Among the entries below, find the lines with "Далее" and copy them.
•••••
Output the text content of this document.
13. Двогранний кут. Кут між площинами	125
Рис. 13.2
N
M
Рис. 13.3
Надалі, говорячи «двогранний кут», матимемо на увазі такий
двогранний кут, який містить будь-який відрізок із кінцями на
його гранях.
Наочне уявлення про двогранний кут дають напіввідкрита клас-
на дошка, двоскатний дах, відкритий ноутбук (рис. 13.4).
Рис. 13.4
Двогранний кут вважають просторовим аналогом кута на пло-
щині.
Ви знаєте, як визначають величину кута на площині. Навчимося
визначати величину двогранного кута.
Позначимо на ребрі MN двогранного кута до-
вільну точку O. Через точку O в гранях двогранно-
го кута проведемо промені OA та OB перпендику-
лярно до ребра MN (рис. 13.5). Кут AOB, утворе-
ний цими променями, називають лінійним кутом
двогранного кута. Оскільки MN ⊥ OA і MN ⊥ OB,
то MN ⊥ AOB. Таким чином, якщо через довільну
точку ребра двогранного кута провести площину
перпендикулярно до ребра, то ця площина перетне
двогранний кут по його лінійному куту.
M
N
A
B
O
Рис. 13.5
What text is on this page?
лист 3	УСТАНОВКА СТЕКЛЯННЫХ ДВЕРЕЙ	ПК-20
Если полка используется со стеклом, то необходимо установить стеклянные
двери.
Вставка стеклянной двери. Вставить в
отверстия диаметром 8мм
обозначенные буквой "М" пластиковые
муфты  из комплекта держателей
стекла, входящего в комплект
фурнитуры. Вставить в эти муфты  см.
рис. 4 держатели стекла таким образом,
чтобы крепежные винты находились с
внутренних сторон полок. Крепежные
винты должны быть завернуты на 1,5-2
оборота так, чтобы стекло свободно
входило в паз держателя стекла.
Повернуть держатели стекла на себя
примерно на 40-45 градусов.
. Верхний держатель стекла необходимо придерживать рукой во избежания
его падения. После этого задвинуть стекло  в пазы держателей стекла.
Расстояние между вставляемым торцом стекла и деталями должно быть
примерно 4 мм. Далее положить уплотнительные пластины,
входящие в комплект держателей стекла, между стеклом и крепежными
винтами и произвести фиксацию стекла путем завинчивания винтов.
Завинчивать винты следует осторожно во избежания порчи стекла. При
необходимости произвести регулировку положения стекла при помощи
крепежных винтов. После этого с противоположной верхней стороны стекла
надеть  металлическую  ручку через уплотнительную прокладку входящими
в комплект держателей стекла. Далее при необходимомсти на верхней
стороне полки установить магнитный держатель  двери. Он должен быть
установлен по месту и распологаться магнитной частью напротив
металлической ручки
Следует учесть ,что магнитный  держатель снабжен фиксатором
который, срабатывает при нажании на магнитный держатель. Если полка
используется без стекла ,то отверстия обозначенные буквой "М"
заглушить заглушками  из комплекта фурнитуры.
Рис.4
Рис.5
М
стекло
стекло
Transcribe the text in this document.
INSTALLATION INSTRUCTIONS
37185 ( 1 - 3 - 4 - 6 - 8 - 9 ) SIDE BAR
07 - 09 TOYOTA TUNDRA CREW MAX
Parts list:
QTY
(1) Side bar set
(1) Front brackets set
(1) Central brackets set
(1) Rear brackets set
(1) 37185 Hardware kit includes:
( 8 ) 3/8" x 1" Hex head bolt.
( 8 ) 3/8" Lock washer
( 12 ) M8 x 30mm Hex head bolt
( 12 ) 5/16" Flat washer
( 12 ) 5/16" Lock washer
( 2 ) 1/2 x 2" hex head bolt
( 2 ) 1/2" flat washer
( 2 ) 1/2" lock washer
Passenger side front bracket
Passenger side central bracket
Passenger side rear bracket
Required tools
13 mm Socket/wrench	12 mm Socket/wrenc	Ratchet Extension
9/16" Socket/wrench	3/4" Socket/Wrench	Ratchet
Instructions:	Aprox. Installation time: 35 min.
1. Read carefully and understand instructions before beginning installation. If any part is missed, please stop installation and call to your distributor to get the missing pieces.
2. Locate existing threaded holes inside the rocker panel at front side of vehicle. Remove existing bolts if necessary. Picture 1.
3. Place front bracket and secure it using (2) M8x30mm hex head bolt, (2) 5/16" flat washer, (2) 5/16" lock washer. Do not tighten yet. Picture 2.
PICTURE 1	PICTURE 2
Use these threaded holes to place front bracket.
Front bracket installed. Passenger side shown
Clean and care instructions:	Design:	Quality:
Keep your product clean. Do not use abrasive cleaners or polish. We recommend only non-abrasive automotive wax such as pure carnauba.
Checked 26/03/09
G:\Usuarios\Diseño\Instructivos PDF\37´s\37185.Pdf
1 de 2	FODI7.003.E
•••••
→ TASK RESPONSE
примерно 4 мм. Далее положить уплотнительные пластины,
в комплект держателей стекла. Далее при необходимомсти на верхней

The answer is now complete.